Entries from a dataset
--- Start ---
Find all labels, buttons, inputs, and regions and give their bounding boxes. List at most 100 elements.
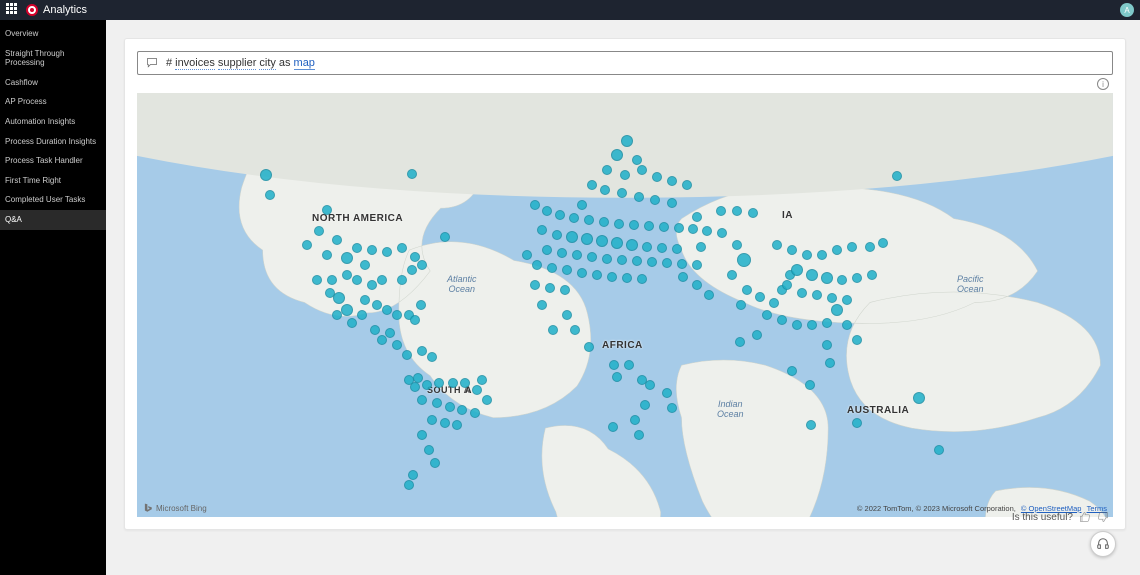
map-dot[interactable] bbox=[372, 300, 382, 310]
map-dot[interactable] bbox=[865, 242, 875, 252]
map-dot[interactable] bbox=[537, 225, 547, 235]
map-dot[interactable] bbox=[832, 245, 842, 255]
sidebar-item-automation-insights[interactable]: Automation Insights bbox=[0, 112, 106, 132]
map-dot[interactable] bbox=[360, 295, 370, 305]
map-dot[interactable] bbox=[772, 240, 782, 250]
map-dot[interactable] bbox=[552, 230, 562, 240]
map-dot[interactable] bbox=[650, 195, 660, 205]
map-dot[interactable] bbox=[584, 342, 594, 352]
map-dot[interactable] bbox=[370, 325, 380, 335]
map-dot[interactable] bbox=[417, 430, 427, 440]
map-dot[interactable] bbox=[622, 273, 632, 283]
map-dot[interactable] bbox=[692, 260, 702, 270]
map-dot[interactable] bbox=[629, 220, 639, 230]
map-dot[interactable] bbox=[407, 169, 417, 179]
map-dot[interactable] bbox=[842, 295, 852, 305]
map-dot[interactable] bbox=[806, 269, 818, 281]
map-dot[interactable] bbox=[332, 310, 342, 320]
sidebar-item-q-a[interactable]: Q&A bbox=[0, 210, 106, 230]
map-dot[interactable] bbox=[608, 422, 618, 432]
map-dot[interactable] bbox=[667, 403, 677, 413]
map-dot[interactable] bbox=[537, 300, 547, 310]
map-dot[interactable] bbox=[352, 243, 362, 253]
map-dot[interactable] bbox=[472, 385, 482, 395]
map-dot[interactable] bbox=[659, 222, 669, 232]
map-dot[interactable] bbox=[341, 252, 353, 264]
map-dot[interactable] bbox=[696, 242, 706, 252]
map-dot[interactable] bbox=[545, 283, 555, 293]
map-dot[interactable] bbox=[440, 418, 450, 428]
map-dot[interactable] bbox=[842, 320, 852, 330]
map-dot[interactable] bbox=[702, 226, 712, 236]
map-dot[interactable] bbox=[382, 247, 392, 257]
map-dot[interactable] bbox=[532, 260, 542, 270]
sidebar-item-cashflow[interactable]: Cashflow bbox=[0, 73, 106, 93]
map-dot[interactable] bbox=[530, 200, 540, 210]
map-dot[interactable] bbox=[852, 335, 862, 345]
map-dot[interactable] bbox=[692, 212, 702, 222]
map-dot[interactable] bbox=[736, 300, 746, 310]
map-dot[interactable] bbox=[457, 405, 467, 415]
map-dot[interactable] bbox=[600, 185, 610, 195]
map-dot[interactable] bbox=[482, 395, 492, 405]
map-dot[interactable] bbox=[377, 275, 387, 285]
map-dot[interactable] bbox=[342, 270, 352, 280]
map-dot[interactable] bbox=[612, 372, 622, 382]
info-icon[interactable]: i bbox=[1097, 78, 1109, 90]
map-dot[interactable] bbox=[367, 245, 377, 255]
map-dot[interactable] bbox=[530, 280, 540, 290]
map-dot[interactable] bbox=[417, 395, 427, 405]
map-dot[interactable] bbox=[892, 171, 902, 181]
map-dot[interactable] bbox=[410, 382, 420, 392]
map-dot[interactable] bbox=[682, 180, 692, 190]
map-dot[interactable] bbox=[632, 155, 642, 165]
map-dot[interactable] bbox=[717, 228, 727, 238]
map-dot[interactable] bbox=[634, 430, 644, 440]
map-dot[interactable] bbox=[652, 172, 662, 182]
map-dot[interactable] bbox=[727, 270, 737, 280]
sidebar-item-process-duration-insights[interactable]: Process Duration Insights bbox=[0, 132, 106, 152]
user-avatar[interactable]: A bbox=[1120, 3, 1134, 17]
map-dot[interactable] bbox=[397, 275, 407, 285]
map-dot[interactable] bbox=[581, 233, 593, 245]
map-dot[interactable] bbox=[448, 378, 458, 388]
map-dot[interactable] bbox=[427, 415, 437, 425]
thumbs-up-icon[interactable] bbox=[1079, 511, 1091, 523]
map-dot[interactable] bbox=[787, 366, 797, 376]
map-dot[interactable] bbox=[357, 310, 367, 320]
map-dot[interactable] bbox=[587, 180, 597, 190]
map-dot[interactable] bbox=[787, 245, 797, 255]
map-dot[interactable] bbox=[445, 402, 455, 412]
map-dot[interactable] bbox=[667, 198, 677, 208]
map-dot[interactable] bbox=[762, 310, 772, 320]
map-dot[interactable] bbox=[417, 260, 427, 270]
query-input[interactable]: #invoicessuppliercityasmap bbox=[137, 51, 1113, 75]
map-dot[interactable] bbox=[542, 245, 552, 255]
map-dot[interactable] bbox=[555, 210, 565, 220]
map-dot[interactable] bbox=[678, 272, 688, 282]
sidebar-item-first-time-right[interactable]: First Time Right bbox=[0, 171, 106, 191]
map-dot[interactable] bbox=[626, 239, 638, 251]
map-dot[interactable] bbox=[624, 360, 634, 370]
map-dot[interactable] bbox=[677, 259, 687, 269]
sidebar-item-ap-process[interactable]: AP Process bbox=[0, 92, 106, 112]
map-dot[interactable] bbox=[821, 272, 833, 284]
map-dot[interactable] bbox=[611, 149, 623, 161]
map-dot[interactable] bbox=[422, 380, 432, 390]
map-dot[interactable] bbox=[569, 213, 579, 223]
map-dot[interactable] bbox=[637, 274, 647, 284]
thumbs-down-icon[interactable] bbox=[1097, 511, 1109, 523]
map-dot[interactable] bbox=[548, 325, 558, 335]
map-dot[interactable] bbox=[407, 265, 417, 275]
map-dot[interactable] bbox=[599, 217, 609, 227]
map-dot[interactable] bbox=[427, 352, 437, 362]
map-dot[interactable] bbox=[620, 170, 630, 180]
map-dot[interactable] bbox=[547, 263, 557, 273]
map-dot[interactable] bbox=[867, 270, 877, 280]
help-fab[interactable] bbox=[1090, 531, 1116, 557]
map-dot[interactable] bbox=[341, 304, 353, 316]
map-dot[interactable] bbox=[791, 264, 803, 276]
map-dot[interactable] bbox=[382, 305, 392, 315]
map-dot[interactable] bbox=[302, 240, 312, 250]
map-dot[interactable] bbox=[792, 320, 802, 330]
--- End ---
Challenge
Please output, with no changes, the part of the entries that opens with the line containing "map-dot[interactable] bbox=[372, 300, 382, 310]" and closes with the line containing "map-dot[interactable] bbox=[360, 295, 370, 305]".

Exercise solution
map-dot[interactable] bbox=[372, 300, 382, 310]
map-dot[interactable] bbox=[865, 242, 875, 252]
map-dot[interactable] bbox=[537, 225, 547, 235]
map-dot[interactable] bbox=[832, 245, 842, 255]
sidebar-item-automation-insights[interactable]: Automation Insights bbox=[0, 112, 106, 132]
map-dot[interactable] bbox=[360, 295, 370, 305]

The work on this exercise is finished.